» **YOUR TASK**
Only the pictures are to be left out; set down the rest of the records exactly.
◆ ◆ ◆
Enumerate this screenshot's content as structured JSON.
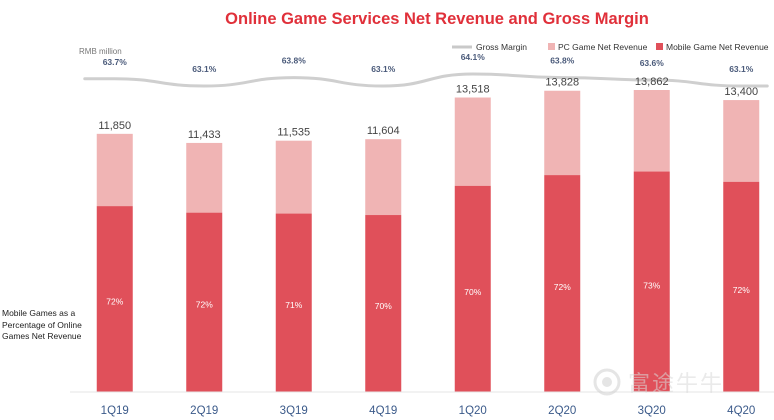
{
  "chart_data": {
    "type": "bar",
    "stacked": true,
    "title": "Online Game Services Net Revenue and Gross Margin",
    "unit_label": "RMB million",
    "categories": [
      "1Q19",
      "2Q19",
      "3Q19",
      "4Q19",
      "1Q20",
      "2Q20",
      "3Q20",
      "4Q20"
    ],
    "totals": [
      11850,
      11433,
      11535,
      11604,
      13518,
      13828,
      13862,
      13400
    ],
    "totals_text": [
      "11,850",
      "11,433",
      "11,535",
      "11,604",
      "13,518",
      "13,828",
      "13,862",
      "13,400"
    ],
    "mobile_share_text": [
      "72%",
      "72%",
      "71%",
      "70%",
      "70%",
      "72%",
      "73%",
      "72%"
    ],
    "series": [
      {
        "name": "Mobile Game Net Revenue",
        "values": [
          8532,
          8232,
          8190,
          8123,
          9463,
          9956,
          10119,
          9648
        ],
        "color": "#e0505a"
      },
      {
        "name": "PC Game Net Revenue",
        "values": [
          3318,
          3201,
          3345,
          3481,
          4055,
          3872,
          3743,
          3752
        ],
        "color": "#f0b4b4"
      }
    ],
    "gross_margin": {
      "name": "Gross Margin",
      "values_text": [
        "63.7%",
        "63.1%",
        "63.8%",
        "63.1%",
        "64.1%",
        "63.8%",
        "63.6%",
        "63.1%"
      ],
      "values": [
        63.7,
        63.1,
        63.8,
        63.1,
        64.1,
        63.8,
        63.6,
        63.1
      ],
      "color": "#c9c9c9"
    },
    "legend": [
      "Gross Margin",
      "PC Game Net Revenue",
      "Mobile Game Net Revenue"
    ],
    "legend_position": "top-right",
    "ylim": [
      0,
      14000
    ],
    "grid": false,
    "title_color": "#e0303a"
  },
  "side_note": "Mobile Games as a Percentage of Online Games Net Revenue",
  "watermark": {
    "text": "富途牛牛",
    "icon": "futu-logo-icon"
  }
}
◆ ◆ ◆
» **THE SOLUTION**
Enumerate this screenshot's content as structured JSON.
{
  "chart_data": {
    "type": "bar",
    "stacked": true,
    "title": "Online Game Services Net Revenue and Gross Margin",
    "unit_label": "RMB million",
    "categories": [
      "1Q19",
      "2Q19",
      "3Q19",
      "4Q19",
      "1Q20",
      "2Q20",
      "3Q20",
      "4Q20"
    ],
    "totals": [
      11850,
      11433,
      11535,
      11604,
      13518,
      13828,
      13862,
      13400
    ],
    "totals_text": [
      "11,850",
      "11,433",
      "11,535",
      "11,604",
      "13,518",
      "13,828",
      "13,862",
      "13,400"
    ],
    "mobile_share_text": [
      "72%",
      "72%",
      "71%",
      "70%",
      "70%",
      "72%",
      "73%",
      "72%"
    ],
    "series": [
      {
        "name": "Mobile Game Net Revenue",
        "values": [
          8532,
          8232,
          8190,
          8123,
          9463,
          9956,
          10119,
          9648
        ],
        "color": "#e0505a"
      },
      {
        "name": "PC Game Net Revenue",
        "values": [
          3318,
          3201,
          3345,
          3481,
          4055,
          3872,
          3743,
          3752
        ],
        "color": "#f0b4b4"
      }
    ],
    "gross_margin": {
      "name": "Gross Margin",
      "values_text": [
        "63.7%",
        "63.1%",
        "63.8%",
        "63.1%",
        "64.1%",
        "63.8%",
        "63.6%",
        "63.1%"
      ],
      "values": [
        63.7,
        63.1,
        63.8,
        63.1,
        64.1,
        63.8,
        63.6,
        63.1
      ],
      "color": "#c9c9c9"
    },
    "legend": [
      "Gross Margin",
      "PC Game Net Revenue",
      "Mobile Game Net Revenue"
    ],
    "legend_position": "top-right",
    "ylim": [
      0,
      14000
    ],
    "grid": false,
    "title_color": "#e0303a"
  },
  "side_note": "Mobile Games as a Percentage of Online Games Net Revenue",
  "watermark": {
    "text": "富途牛牛",
    "icon": "futu-logo-icon"
  }
}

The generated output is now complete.